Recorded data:
#####
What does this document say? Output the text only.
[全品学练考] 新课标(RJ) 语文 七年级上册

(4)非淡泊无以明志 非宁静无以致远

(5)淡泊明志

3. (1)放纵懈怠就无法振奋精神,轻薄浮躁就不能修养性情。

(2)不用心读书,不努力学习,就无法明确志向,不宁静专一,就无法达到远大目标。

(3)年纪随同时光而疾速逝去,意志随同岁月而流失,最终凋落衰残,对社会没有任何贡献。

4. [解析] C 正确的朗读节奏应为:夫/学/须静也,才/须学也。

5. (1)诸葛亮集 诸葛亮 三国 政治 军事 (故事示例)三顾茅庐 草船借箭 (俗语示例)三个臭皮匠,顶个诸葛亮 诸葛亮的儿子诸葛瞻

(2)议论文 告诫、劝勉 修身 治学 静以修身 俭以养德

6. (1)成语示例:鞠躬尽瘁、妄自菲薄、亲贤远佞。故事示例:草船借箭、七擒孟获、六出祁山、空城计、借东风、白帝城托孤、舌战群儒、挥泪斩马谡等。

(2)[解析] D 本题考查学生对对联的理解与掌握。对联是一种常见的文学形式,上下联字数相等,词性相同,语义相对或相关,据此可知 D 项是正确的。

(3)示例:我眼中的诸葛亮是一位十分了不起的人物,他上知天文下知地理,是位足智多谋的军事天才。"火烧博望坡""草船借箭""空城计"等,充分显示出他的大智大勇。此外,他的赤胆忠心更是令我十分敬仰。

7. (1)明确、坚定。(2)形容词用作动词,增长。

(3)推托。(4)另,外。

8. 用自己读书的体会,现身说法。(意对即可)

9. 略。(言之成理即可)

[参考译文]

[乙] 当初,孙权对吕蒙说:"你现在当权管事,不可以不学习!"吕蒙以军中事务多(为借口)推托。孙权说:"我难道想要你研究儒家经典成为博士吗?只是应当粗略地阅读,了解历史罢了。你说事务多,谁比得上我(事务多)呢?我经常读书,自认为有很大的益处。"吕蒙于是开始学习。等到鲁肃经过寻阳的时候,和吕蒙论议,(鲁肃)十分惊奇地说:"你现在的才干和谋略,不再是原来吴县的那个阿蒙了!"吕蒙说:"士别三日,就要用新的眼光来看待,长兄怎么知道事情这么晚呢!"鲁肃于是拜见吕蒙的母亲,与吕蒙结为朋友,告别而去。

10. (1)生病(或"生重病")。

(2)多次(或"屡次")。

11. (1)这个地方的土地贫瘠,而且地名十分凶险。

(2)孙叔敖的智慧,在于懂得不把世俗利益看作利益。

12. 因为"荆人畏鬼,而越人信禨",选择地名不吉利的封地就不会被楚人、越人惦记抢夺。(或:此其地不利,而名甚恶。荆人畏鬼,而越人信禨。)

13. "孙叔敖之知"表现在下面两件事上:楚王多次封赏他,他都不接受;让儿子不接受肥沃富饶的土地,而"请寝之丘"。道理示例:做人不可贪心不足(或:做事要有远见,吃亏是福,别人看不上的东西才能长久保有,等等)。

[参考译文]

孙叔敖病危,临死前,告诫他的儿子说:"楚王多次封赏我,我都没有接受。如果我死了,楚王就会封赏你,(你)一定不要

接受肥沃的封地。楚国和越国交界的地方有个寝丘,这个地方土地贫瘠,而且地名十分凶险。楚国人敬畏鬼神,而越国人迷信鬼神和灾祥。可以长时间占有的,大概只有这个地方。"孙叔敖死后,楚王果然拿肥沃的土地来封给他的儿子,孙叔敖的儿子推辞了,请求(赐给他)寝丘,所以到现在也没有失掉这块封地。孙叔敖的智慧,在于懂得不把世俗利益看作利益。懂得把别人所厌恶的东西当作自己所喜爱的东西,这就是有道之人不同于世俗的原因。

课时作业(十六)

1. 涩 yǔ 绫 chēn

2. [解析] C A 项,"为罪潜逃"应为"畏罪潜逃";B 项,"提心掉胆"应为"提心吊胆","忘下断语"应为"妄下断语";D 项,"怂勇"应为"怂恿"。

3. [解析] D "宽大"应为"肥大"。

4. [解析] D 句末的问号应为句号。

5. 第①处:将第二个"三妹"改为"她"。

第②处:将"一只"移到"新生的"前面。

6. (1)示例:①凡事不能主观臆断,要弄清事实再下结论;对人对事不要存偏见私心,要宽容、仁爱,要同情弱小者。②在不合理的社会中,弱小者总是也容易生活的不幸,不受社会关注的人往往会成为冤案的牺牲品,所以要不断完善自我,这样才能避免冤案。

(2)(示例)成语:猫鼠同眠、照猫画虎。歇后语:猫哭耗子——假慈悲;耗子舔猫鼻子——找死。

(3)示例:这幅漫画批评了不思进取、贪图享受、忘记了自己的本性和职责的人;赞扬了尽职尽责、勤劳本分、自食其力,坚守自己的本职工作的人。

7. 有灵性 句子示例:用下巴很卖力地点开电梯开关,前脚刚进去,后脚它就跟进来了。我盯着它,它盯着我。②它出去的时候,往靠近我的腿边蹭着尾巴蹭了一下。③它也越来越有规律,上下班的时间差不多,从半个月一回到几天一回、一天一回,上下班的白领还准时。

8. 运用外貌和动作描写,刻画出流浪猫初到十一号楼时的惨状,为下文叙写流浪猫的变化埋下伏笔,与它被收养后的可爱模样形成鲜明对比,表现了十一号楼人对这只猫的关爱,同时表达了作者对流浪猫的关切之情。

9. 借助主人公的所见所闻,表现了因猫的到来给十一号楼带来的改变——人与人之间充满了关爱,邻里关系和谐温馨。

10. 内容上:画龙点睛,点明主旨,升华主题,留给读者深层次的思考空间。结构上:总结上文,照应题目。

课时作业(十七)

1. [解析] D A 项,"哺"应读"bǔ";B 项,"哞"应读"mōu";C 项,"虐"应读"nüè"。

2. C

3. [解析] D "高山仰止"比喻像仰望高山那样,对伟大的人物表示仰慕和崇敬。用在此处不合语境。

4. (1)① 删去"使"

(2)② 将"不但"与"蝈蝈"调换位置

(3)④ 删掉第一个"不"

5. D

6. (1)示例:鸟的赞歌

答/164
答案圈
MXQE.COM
#####
Collect each line above holding the string "草船借箭".

** Exercise output **
5. (1)诸葛亮集 诸葛亮 三国 政治 军事 (故事示例)三顾茅庐 草船借箭 (俗语示例)三个臭皮匠,顶个诸葛亮 诸葛亮的儿子诸葛瞻
6. (1)成语示例:鞠躬尽瘁、妄自菲薄、亲贤远佞。故事示例:草船借箭、七擒孟获、六出祁山、空城计、借东风、白帝城托孤、舌战群儒、挥泪斩马谡等。
(3)示例:我眼中的诸葛亮是一位十分了不起的人物,他上知天文下知地理,是位足智多谋的军事天才。"火烧博望坡""草船借箭""空城计"等,充分显示出他的大智大勇。此外,他的赤胆忠心更是令我十分敬仰。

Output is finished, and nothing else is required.